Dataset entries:

----

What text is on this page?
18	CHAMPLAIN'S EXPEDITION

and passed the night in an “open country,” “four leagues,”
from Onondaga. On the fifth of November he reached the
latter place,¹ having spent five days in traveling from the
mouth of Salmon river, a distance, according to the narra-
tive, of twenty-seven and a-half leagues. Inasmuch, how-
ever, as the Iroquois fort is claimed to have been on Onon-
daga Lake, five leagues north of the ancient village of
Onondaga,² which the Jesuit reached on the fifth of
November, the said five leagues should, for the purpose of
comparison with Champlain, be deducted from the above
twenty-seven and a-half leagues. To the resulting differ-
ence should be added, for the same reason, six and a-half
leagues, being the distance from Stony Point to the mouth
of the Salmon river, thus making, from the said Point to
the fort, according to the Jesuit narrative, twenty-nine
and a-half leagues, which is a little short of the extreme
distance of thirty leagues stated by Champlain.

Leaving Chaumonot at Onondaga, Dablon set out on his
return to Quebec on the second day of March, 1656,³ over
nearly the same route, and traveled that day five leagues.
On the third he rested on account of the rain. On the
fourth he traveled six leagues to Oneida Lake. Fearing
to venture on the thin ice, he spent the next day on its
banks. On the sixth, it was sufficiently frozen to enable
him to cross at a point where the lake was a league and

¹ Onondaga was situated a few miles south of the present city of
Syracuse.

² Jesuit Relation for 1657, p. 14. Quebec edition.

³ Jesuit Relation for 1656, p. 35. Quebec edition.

----

● **WHAT YOU WILL DO**
Repeat every line of the material exactly as given.

● **RESPONSE TO THIS EXERCISE**
What text is on this page?
18	CHAMPLAIN'S EXPEDITION

and passed the night in an “open country,” “four leagues,”
from Onondaga. On the fifth of November he reached the
latter place,¹ having spent five days in traveling from the
mouth of Salmon river, a distance, according to the narra-
tive, of twenty-seven and a-half leagues. Inasmuch, how-
ever, as the Iroquois fort is claimed to have been on Onon-
daga Lake, five leagues north of the ancient village of
Onondaga,² which the Jesuit reached on the fifth of
November, the said five leagues should, for the purpose of
comparison with Champlain, be deducted from the above
twenty-seven and a-half leagues. To the resulting differ-
ence should be added, for the same reason, six and a-half
leagues, being the distance from Stony Point to the mouth
of the Salmon river, thus making, from the said Point to
the fort, according to the Jesuit narrative, twenty-nine
and a-half leagues, which is a little short of the extreme
distance of thirty leagues stated by Champlain.

Leaving Chaumonot at Onondaga, Dablon set out on his
return to Quebec on the second day of March, 1656,³ over
nearly the same route, and traveled that day five leagues.
On the third he rested on account of the rain. On the
fourth he traveled six leagues to Oneida Lake. Fearing
to venture on the thin ice, he spent the next day on its
banks. On the sixth, it was sufficiently frozen to enable
him to cross at a point where the lake was a league and

¹ Onondaga was situated a few miles south of the present city of
Syracuse.

² Jesuit Relation for 1657, p. 14. Quebec edition.

³ Jesuit Relation for 1656, p. 35. Quebec edition.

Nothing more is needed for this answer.